-- Begin DATA RECORDS --

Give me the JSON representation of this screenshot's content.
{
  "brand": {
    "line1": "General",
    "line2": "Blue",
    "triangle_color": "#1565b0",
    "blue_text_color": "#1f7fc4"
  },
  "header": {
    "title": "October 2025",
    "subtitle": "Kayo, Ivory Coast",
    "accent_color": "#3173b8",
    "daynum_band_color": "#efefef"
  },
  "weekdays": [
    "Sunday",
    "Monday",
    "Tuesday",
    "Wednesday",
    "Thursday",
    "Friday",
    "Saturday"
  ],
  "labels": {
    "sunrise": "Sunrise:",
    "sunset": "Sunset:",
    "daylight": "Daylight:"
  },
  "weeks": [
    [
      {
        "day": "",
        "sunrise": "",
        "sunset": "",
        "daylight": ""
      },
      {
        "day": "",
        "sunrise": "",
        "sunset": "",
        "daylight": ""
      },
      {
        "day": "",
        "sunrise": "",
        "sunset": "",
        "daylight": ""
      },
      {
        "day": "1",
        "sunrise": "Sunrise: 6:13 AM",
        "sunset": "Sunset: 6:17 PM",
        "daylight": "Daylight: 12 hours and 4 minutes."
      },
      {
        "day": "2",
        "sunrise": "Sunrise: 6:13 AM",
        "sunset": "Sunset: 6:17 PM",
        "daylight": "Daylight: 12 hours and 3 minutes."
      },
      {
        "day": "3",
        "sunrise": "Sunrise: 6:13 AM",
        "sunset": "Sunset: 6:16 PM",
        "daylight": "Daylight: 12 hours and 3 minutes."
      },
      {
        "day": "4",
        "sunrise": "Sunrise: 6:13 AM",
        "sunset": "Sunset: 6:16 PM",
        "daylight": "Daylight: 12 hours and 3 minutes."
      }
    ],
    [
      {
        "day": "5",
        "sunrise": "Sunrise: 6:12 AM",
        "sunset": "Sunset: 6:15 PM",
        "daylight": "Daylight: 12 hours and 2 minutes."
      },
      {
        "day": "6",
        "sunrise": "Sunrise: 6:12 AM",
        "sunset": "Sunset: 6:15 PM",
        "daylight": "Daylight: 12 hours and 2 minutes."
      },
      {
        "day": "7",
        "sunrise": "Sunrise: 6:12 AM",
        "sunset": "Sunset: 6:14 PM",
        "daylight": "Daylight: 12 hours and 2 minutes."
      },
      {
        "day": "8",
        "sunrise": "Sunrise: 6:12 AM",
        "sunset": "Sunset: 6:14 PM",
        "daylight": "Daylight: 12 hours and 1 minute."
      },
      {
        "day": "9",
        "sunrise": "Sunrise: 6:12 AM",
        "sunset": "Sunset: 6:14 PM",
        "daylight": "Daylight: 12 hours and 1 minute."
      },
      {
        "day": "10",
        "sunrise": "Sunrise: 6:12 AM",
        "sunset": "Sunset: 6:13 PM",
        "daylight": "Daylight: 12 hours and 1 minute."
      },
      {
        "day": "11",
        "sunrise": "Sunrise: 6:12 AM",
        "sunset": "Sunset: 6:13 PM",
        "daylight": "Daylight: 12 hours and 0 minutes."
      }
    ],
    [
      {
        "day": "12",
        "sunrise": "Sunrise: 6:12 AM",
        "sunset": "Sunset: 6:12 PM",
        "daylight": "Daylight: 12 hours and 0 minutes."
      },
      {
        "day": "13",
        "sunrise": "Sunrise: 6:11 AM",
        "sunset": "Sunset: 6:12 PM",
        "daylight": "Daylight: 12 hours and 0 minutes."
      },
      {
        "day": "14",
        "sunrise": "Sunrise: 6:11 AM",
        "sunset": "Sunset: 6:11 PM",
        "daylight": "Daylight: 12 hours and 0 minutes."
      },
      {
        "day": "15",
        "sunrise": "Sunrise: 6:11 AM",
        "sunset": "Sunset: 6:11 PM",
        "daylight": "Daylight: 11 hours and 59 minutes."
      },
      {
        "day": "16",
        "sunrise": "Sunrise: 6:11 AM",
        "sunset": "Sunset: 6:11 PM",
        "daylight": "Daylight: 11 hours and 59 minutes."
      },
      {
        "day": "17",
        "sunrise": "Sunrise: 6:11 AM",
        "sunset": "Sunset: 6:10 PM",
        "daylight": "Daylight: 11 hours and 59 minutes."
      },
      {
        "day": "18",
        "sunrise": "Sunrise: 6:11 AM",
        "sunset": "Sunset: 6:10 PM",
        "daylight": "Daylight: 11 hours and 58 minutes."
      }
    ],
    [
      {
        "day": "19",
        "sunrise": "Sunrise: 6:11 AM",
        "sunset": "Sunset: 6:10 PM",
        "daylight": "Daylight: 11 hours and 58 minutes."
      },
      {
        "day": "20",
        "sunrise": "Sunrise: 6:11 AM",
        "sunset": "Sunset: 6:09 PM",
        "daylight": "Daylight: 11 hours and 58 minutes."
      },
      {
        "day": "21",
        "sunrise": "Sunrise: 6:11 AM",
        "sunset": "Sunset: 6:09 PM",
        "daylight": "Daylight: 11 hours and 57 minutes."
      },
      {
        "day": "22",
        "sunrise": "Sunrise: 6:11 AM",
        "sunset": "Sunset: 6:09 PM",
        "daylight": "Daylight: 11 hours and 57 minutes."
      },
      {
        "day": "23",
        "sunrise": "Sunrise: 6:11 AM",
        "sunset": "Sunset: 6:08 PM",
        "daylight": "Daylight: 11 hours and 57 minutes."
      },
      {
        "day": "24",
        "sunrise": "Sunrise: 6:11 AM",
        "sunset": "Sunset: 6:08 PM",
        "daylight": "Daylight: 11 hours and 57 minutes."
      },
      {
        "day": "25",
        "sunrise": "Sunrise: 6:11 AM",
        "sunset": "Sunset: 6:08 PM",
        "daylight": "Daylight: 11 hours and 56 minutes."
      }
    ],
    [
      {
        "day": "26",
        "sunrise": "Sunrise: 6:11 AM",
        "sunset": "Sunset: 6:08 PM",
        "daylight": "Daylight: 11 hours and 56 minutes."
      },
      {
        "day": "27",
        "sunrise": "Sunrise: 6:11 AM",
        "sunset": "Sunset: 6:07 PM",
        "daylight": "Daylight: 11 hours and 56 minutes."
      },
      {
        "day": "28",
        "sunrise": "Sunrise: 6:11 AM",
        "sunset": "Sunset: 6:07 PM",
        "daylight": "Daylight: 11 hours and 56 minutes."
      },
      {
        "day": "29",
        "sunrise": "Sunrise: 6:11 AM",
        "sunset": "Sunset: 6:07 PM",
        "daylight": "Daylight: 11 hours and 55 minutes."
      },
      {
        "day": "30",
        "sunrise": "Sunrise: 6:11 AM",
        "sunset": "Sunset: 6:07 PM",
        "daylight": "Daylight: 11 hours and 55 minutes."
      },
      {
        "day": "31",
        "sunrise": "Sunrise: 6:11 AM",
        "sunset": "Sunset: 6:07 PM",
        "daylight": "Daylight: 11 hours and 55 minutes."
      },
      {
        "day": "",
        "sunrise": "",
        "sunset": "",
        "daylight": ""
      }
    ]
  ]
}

-- End DATA RECORDS --

- **OBJECTIVE**
Please output the entire listing exactly as it stands.

- **RESULT BELOW**
Give me the JSON representation of this screenshot's content.
{
  "brand": {
    "line1": "General",
    "line2": "Blue",
    "triangle_color": "#1565b0",
    "blue_text_color": "#1f7fc4"
  },
  "header": {
    "title": "October 2025",
    "subtitle": "Kayo, Ivory Coast",
    "accent_color": "#3173b8",
    "daynum_band_color": "#efefef"
  },
  "weekdays": [
    "Sunday",
    "Monday",
    "Tuesday",
    "Wednesday",
    "Thursday",
    "Friday",
    "Saturday"
  ],
  "labels": {
    "sunrise": "Sunrise:",
    "sunset": "Sunset:",
    "daylight": "Daylight:"
  },
  "weeks": [
    [
      {
        "day": "",
        "sunrise": "",
        "sunset": "",
        "daylight": ""
      },
      {
        "day": "",
        "sunrise": "",
        "sunset": "",
        "daylight": ""
      },
      {
        "day": "",
        "sunrise": "",
        "sunset": "",
        "daylight": ""
      },
      {
        "day": "1",
        "sunrise": "Sunrise: 6:13 AM",
        "sunset": "Sunset: 6:17 PM",
        "daylight": "Daylight: 12 hours and 4 minutes."
      },
      {
        "day": "2",
        "sunrise": "Sunrise: 6:13 AM",
        "sunset": "Sunset: 6:17 PM",
        "daylight": "Daylight: 12 hours and 3 minutes."
      },
      {
        "day": "3",
        "sunrise": "Sunrise: 6:13 AM",
        "sunset": "Sunset: 6:16 PM",
        "daylight": "Daylight: 12 hours and 3 minutes."
      },
      {
        "day": "4",
        "sunrise": "Sunrise: 6:13 AM",
        "sunset": "Sunset: 6:16 PM",
        "daylight": "Daylight: 12 hours and 3 minutes."
      }
    ],
    [
      {
        "day": "5",
        "sunrise": "Sunrise: 6:12 AM",
        "sunset": "Sunset: 6:15 PM",
        "daylight": "Daylight: 12 hours and 2 minutes."
      },
      {
        "day": "6",
        "sunrise": "Sunrise: 6:12 AM",
        "sunset": "Sunset: 6:15 PM",
        "daylight": "Daylight: 12 hours and 2 minutes."
      },
      {
        "day": "7",
        "sunrise": "Sunrise: 6:12 AM",
        "sunset": "Sunset: 6:14 PM",
        "daylight": "Daylight: 12 hours and 2 minutes."
      },
      {
        "day": "8",
        "sunrise": "Sunrise: 6:12 AM",
        "sunset": "Sunset: 6:14 PM",
        "daylight": "Daylight: 12 hours and 1 minute."
      },
      {
        "day": "9",
        "sunrise": "Sunrise: 6:12 AM",
        "sunset": "Sunset: 6:14 PM",
        "daylight": "Daylight: 12 hours and 1 minute."
      },
      {
        "day": "10",
        "sunrise": "Sunrise: 6:12 AM",
        "sunset": "Sunset: 6:13 PM",
        "daylight": "Daylight: 12 hours and 1 minute."
      },
      {
        "day": "11",
        "sunrise": "Sunrise: 6:12 AM",
        "sunset": "Sunset: 6:13 PM",
        "daylight": "Daylight: 12 hours and 0 minutes."
      }
    ],
    [
      {
        "day": "12",
        "sunrise": "Sunrise: 6:12 AM",
        "sunset": "Sunset: 6:12 PM",
        "daylight": "Daylight: 12 hours and 0 minutes."
      },
      {
        "day": "13",
        "sunrise": "Sunrise: 6:11 AM",
        "sunset": "Sunset: 6:12 PM",
        "daylight": "Daylight: 12 hours and 0 minutes."
      },
      {
        "day": "14",
        "sunrise": "Sunrise: 6:11 AM",
        "sunset": "Sunset: 6:11 PM",
        "daylight": "Daylight: 12 hours and 0 minutes."
      },
      {
        "day": "15",
        "sunrise": "Sunrise: 6:11 AM",
        "sunset": "Sunset: 6:11 PM",
        "daylight": "Daylight: 11 hours and 59 minutes."
      },
      {
        "day": "16",
        "sunrise": "Sunrise: 6:11 AM",
        "sunset": "Sunset: 6:11 PM",
        "daylight": "Daylight: 11 hours and 59 minutes."
      },
      {
        "day": "17",
        "sunrise": "Sunrise: 6:11 AM",
        "sunset": "Sunset: 6:10 PM",
        "daylight": "Daylight: 11 hours and 59 minutes."
      },
      {
        "day": "18",
        "sunrise": "Sunrise: 6:11 AM",
        "sunset": "Sunset: 6:10 PM",
        "daylight": "Daylight: 11 hours and 58 minutes."
      }
    ],
    [
      {
        "day": "19",
        "sunrise": "Sunrise: 6:11 AM",
        "sunset": "Sunset: 6:10 PM",
        "daylight": "Daylight: 11 hours and 58 minutes."
      },
      {
        "day": "20",
        "sunrise": "Sunrise: 6:11 AM",
        "sunset": "Sunset: 6:09 PM",
        "daylight": "Daylight: 11 hours and 58 minutes."
      },
      {
        "day": "21",
        "sunrise": "Sunrise: 6:11 AM",
        "sunset": "Sunset: 6:09 PM",
        "daylight": "Daylight: 11 hours and 57 minutes."
      },
      {
        "day": "22",
        "sunrise": "Sunrise: 6:11 AM",
        "sunset": "Sunset: 6:09 PM",
        "daylight": "Daylight: 11 hours and 57 minutes."
      },
      {
        "day": "23",
        "sunrise": "Sunrise: 6:11 AM",
        "sunset": "Sunset: 6:08 PM",
        "daylight": "Daylight: 11 hours and 57 minutes."
      },
      {
        "day": "24",
        "sunrise": "Sunrise: 6:11 AM",
        "sunset": "Sunset: 6:08 PM",
        "daylight": "Daylight: 11 hours and 57 minutes."
      },
      {
        "day": "25",
        "sunrise": "Sunrise: 6:11 AM",
        "sunset": "Sunset: 6:08 PM",
        "daylight": "Daylight: 11 hours and 56 minutes."
      }
    ],
    [
      {
        "day": "26",
        "sunrise": "Sunrise: 6:11 AM",
        "sunset": "Sunset: 6:08 PM",
        "daylight": "Daylight: 11 hours and 56 minutes."
      },
      {
        "day": "27",
        "sunrise": "Sunrise: 6:11 AM",
        "sunset": "Sunset: 6:07 PM",
        "daylight": "Daylight: 11 hours and 56 minutes."
      },
      {
        "day": "28",
        "sunrise": "Sunrise: 6:11 AM",
        "sunset": "Sunset: 6:07 PM",
        "daylight": "Daylight: 11 hours and 56 minutes."
      },
      {
        "day": "29",
        "sunrise": "Sunrise: 6:11 AM",
        "sunset": "Sunset: 6:07 PM",
        "daylight": "Daylight: 11 hours and 55 minutes."
      },
      {
        "day": "30",
        "sunrise": "Sunrise: 6:11 AM",
        "sunset": "Sunset: 6:07 PM",
        "daylight": "Daylight: 11 hours and 55 minutes."
      },
      {
        "day": "31",
        "sunrise": "Sunrise: 6:11 AM",
        "sunset": "Sunset: 6:07 PM",
        "daylight": "Daylight: 11 hours and 55 minutes."
      },
      {
        "day": "",
        "sunrise": "",
        "sunset": "",
        "daylight": ""
      }
    ]
  ]
}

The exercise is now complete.